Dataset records
:::
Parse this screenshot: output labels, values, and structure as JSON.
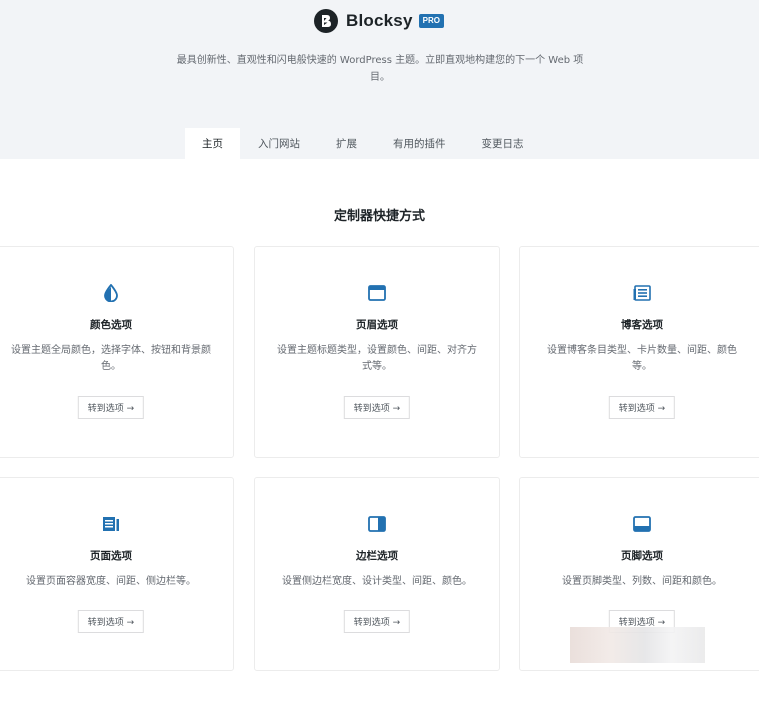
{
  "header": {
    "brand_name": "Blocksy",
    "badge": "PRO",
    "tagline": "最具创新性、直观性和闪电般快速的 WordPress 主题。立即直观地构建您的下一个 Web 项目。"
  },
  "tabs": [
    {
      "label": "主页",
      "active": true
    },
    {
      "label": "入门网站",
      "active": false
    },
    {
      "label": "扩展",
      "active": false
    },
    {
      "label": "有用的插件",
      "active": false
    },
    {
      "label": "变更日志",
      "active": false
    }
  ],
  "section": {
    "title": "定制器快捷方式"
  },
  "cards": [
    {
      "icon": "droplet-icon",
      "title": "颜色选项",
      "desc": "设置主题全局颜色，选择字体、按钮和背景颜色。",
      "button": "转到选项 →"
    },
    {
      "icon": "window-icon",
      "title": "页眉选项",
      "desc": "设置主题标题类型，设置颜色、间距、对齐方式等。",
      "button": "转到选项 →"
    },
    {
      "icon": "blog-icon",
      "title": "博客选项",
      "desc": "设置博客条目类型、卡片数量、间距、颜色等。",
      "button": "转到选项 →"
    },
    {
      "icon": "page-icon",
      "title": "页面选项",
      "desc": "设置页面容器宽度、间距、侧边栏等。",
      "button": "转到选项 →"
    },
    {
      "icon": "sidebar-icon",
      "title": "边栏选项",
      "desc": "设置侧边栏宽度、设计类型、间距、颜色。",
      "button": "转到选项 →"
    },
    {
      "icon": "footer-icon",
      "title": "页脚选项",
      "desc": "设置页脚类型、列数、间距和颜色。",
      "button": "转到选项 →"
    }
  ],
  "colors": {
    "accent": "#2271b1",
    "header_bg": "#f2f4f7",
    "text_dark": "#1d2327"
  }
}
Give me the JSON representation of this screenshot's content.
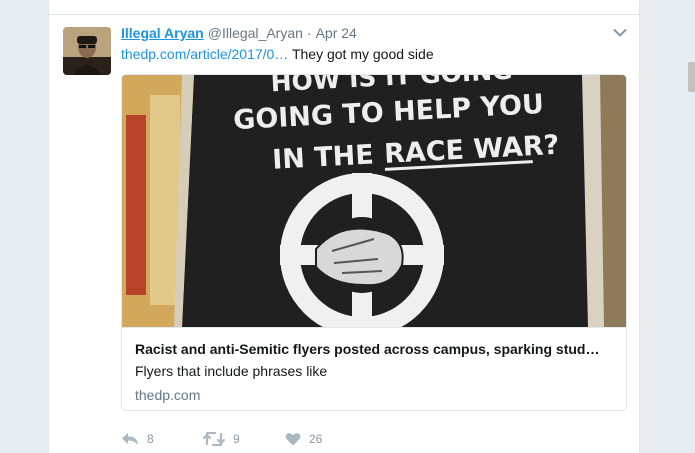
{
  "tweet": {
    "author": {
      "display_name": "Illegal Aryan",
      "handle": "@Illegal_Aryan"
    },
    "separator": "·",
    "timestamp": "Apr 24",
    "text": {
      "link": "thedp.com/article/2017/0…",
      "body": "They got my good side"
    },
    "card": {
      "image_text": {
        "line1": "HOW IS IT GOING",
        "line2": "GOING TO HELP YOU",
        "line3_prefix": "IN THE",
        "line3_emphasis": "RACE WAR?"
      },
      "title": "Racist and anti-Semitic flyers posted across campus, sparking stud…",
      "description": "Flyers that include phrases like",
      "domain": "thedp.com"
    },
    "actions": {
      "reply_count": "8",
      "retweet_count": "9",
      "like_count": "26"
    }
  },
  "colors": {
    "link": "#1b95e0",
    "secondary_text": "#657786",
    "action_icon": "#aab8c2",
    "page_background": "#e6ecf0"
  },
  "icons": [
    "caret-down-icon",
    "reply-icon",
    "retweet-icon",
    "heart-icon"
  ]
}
:::
Transcribe every entry word for word, but omit the pictures.

→ FULL RESPONSE
Parse this screenshot: output labels, values, and structure as JSON.
{
  "header": {
    "brand_name": "Blocksy",
    "badge": "PRO",
    "tagline": "最具创新性、直观性和闪电般快速的 WordPress 主题。立即直观地构建您的下一个 Web 项目。"
  },
  "tabs": [
    {
      "label": "主页",
      "active": true
    },
    {
      "label": "入门网站",
      "active": false
    },
    {
      "label": "扩展",
      "active": false
    },
    {
      "label": "有用的插件",
      "active": false
    },
    {
      "label": "变更日志",
      "active": false
    }
  ],
  "section": {
    "title": "定制器快捷方式"
  },
  "cards": [
    {
      "icon": "droplet-icon",
      "title": "颜色选项",
      "desc": "设置主题全局颜色，选择字体、按钮和背景颜色。",
      "button": "转到选项 →"
    },
    {
      "icon": "window-icon",
      "title": "页眉选项",
      "desc": "设置主题标题类型，设置颜色、间距、对齐方式等。",
      "button": "转到选项 →"
    },
    {
      "icon": "blog-icon",
      "title": "博客选项",
      "desc": "设置博客条目类型、卡片数量、间距、颜色等。",
      "button": "转到选项 →"
    },
    {
      "icon": "page-icon",
      "title": "页面选项",
      "desc": "设置页面容器宽度、间距、侧边栏等。",
      "button": "转到选项 →"
    },
    {
      "icon": "sidebar-icon",
      "title": "边栏选项",
      "desc": "设置侧边栏宽度、设计类型、间距、颜色。",
      "button": "转到选项 →"
    },
    {
      "icon": "footer-icon",
      "title": "页脚选项",
      "desc": "设置页脚类型、列数、间距和颜色。",
      "button": "转到选项 →"
    }
  ],
  "colors": {
    "accent": "#2271b1",
    "header_bg": "#f2f4f7",
    "text_dark": "#1d2327"
  }
}
Give me the JSON representation of this screenshot's content.
{
  "tweet": {
    "author": {
      "display_name": "Illegal Aryan",
      "handle": "@Illegal_Aryan"
    },
    "separator": "·",
    "timestamp": "Apr 24",
    "text": {
      "link": "thedp.com/article/2017/0…",
      "body": "They got my good side"
    },
    "card": {
      "image_text": {
        "line1": "HOW IS IT GOING",
        "line2": "GOING TO HELP YOU",
        "line3_prefix": "IN THE",
        "line3_emphasis": "RACE WAR?"
      },
      "title": "Racist and anti-Semitic flyers posted across campus, sparking stud…",
      "description": "Flyers that include phrases like",
      "domain": "thedp.com"
    },
    "actions": {
      "reply_count": "8",
      "retweet_count": "9",
      "like_count": "26"
    }
  },
  "colors": {
    "link": "#1b95e0",
    "secondary_text": "#657786",
    "action_icon": "#aab8c2",
    "page_background": "#e6ecf0"
  },
  "icons": [
    "caret-down-icon",
    "reply-icon",
    "retweet-icon",
    "heart-icon"
  ]
}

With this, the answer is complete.